Aim
Your task is to repeat the lines below exactly, excluding any pictures they contain.

(Dataset excerpts)
· · · · · · ·

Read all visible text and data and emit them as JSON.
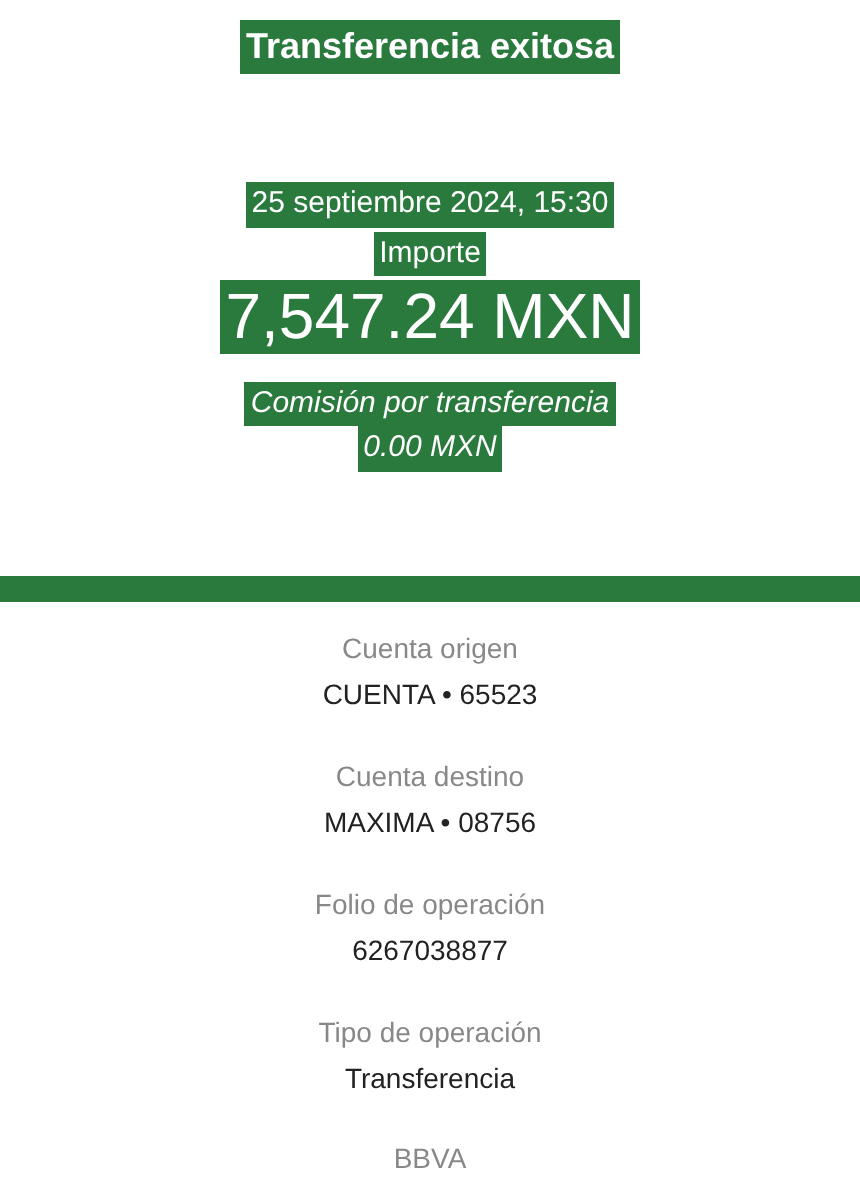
{
  "header": {
    "title": "Transferencia exitosa",
    "date": "25 septiembre 2024, 15:30",
    "amount_label": "Importe",
    "amount": "7,547.24 MXN",
    "fee_label": "Comisión por transferencia",
    "fee": "0.00 MXN"
  },
  "details": [
    {
      "label": "Cuenta origen",
      "value": "CUENTA • 65523"
    },
    {
      "label": "Cuenta destino",
      "value": "MAXIMA • 08756"
    },
    {
      "label": "Folio de operación",
      "value": "6267038877"
    },
    {
      "label": "Tipo de operación",
      "value": "Transferencia"
    }
  ],
  "footer": "BBVA"
}
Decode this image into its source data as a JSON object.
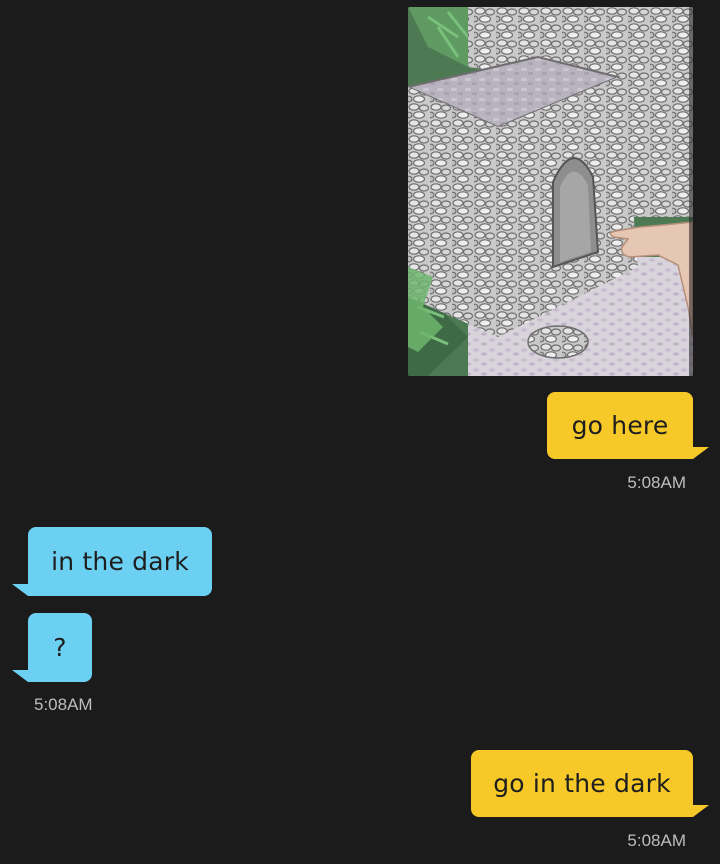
{
  "conversation": {
    "messages": [
      {
        "id": "photo",
        "direction": "outgoing",
        "type": "image",
        "image_desc_icon": "stone-hut-photo"
      },
      {
        "id": "m1",
        "direction": "outgoing",
        "text": "go here",
        "time": "5:08AM"
      },
      {
        "id": "m2",
        "direction": "incoming",
        "text": "in the dark"
      },
      {
        "id": "m3",
        "direction": "incoming",
        "text": "?",
        "time": "5:08AM"
      },
      {
        "id": "m4",
        "direction": "outgoing",
        "text": "go in the dark",
        "time": "5:08AM"
      }
    ]
  },
  "colors": {
    "background": "#1b1b1b",
    "outgoing_bubble": "#f6c928",
    "incoming_bubble": "#6cd0f2",
    "timestamp": "#bdbdbd"
  }
}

· · · · · · ·

Solution
Read all visible text and data and emit them as JSON.
{
  "header": {
    "title": "Transferencia exitosa",
    "date": "25 septiembre 2024, 15:30",
    "amount_label": "Importe",
    "amount": "7,547.24 MXN",
    "fee_label": "Comisión por transferencia",
    "fee": "0.00 MXN"
  },
  "details": [
    {
      "label": "Cuenta origen",
      "value": "CUENTA • 65523"
    },
    {
      "label": "Cuenta destino",
      "value": "MAXIMA • 08756"
    },
    {
      "label": "Folio de operación",
      "value": "6267038877"
    },
    {
      "label": "Tipo de operación",
      "value": "Transferencia"
    }
  ],
  "footer": "BBVA"
}
Decode this image into its source data as a JSON object.
{
  "conversation": {
    "messages": [
      {
        "id": "photo",
        "direction": "outgoing",
        "type": "image",
        "image_desc_icon": "stone-hut-photo"
      },
      {
        "id": "m1",
        "direction": "outgoing",
        "text": "go here",
        "time": "5:08AM"
      },
      {
        "id": "m2",
        "direction": "incoming",
        "text": "in the dark"
      },
      {
        "id": "m3",
        "direction": "incoming",
        "text": "?",
        "time": "5:08AM"
      },
      {
        "id": "m4",
        "direction": "outgoing",
        "text": "go in the dark",
        "time": "5:08AM"
      }
    ]
  },
  "colors": {
    "background": "#1b1b1b",
    "outgoing_bubble": "#f6c928",
    "incoming_bubble": "#6cd0f2",
    "timestamp": "#bdbdbd"
  }
}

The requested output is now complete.